- [TASK OBJECTIVE]:
Please quote the material exactly, every line of it.

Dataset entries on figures
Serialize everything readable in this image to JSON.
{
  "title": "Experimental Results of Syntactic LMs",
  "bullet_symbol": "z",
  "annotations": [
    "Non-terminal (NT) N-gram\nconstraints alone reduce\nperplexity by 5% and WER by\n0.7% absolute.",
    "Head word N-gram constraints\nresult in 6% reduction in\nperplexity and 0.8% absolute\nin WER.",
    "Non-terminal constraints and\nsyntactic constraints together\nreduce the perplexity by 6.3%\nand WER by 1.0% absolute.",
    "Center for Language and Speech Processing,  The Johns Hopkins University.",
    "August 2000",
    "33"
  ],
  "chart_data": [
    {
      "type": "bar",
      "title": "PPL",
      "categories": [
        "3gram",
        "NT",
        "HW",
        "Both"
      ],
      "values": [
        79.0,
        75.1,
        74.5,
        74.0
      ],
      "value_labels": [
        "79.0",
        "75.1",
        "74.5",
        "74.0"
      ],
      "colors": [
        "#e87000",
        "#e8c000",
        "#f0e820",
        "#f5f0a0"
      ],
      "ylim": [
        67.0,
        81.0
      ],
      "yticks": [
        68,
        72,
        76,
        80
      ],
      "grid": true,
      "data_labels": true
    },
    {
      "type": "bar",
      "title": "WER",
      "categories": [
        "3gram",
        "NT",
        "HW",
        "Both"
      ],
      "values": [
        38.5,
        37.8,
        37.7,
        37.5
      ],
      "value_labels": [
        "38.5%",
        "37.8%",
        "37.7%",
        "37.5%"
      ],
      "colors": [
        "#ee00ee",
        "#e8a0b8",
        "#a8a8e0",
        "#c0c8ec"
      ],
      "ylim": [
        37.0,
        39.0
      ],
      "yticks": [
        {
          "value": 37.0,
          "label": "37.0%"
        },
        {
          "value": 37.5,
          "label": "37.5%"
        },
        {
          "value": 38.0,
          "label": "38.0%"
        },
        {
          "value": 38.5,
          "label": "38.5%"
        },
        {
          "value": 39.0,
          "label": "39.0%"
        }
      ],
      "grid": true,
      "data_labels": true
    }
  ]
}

- [WRITTEN ANSWER]:
Serialize everything readable in this image to JSON.
{
  "title": "Experimental Results of Syntactic LMs",
  "bullet_symbol": "z",
  "annotations": [
    "Non-terminal (NT) N-gram\nconstraints alone reduce\nperplexity by 5% and WER by\n0.7% absolute.",
    "Head word N-gram constraints\nresult in 6% reduction in\nperplexity and 0.8% absolute\nin WER.",
    "Non-terminal constraints and\nsyntactic constraints together\nreduce the perplexity by 6.3%\nand WER by 1.0% absolute.",
    "Center for Language and Speech Processing,  The Johns Hopkins University.",
    "August 2000",
    "33"
  ],
  "chart_data": [
    {
      "type": "bar",
      "title": "PPL",
      "categories": [
        "3gram",
        "NT",
        "HW",
        "Both"
      ],
      "values": [
        79.0,
        75.1,
        74.5,
        74.0
      ],
      "value_labels": [
        "79.0",
        "75.1",
        "74.5",
        "74.0"
      ],
      "colors": [
        "#e87000",
        "#e8c000",
        "#f0e820",
        "#f5f0a0"
      ],
      "ylim": [
        67.0,
        81.0
      ],
      "yticks": [
        68,
        72,
        76,
        80
      ],
      "grid": true,
      "data_labels": true
    },
    {
      "type": "bar",
      "title": "WER",
      "categories": [
        "3gram",
        "NT",
        "HW",
        "Both"
      ],
      "values": [
        38.5,
        37.8,
        37.7,
        37.5
      ],
      "value_labels": [
        "38.5%",
        "37.8%",
        "37.7%",
        "37.5%"
      ],
      "colors": [
        "#ee00ee",
        "#e8a0b8",
        "#a8a8e0",
        "#c0c8ec"
      ],
      "ylim": [
        37.0,
        39.0
      ],
      "yticks": [
        {
          "value": 37.0,
          "label": "37.0%"
        },
        {
          "value": 37.5,
          "label": "37.5%"
        },
        {
          "value": 38.0,
          "label": "38.0%"
        },
        {
          "value": 38.5,
          "label": "38.5%"
        },
        {
          "value": 39.0,
          "label": "39.0%"
        }
      ],
      "grid": true,
      "data_labels": true
    }
  ]
}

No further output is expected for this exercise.